● Aim
Extract every line below that contains the word "عبيد".
-- -- --
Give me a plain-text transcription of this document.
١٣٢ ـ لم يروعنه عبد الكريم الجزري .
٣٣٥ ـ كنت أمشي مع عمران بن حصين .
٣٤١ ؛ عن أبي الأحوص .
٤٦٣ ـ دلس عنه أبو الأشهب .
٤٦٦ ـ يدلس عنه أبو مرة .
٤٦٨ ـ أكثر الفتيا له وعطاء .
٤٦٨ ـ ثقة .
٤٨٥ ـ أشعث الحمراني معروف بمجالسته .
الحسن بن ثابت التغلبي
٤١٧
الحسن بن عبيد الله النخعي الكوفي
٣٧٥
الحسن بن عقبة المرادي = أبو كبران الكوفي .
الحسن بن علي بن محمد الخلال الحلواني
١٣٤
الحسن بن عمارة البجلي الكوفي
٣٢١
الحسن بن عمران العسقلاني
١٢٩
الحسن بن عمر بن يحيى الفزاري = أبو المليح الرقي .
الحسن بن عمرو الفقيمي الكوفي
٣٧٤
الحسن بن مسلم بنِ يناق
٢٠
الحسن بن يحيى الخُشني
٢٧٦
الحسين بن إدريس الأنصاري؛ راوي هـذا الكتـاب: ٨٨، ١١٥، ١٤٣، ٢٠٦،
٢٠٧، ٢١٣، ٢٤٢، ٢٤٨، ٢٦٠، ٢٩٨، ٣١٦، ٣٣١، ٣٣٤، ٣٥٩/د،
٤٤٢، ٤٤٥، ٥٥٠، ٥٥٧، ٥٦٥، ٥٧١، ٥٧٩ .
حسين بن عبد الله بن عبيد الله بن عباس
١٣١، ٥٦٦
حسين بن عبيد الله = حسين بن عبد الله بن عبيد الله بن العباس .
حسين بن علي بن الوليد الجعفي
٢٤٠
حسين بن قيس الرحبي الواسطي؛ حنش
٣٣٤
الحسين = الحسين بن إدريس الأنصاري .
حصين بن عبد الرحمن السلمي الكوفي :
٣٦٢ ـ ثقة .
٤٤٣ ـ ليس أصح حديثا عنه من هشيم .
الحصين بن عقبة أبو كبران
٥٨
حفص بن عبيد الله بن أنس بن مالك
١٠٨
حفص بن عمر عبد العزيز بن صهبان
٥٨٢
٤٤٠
-- -- --
● Finished answer
الحسن بن عبيد الله النخعي الكوفي
حسين بن عبد الله بن عبيد الله بن عباس
حسين بن عبيد الله = حسين بن عبد الله بن عبيد الله بن العباس .
حفص بن عبيد الله بن أنس بن مالك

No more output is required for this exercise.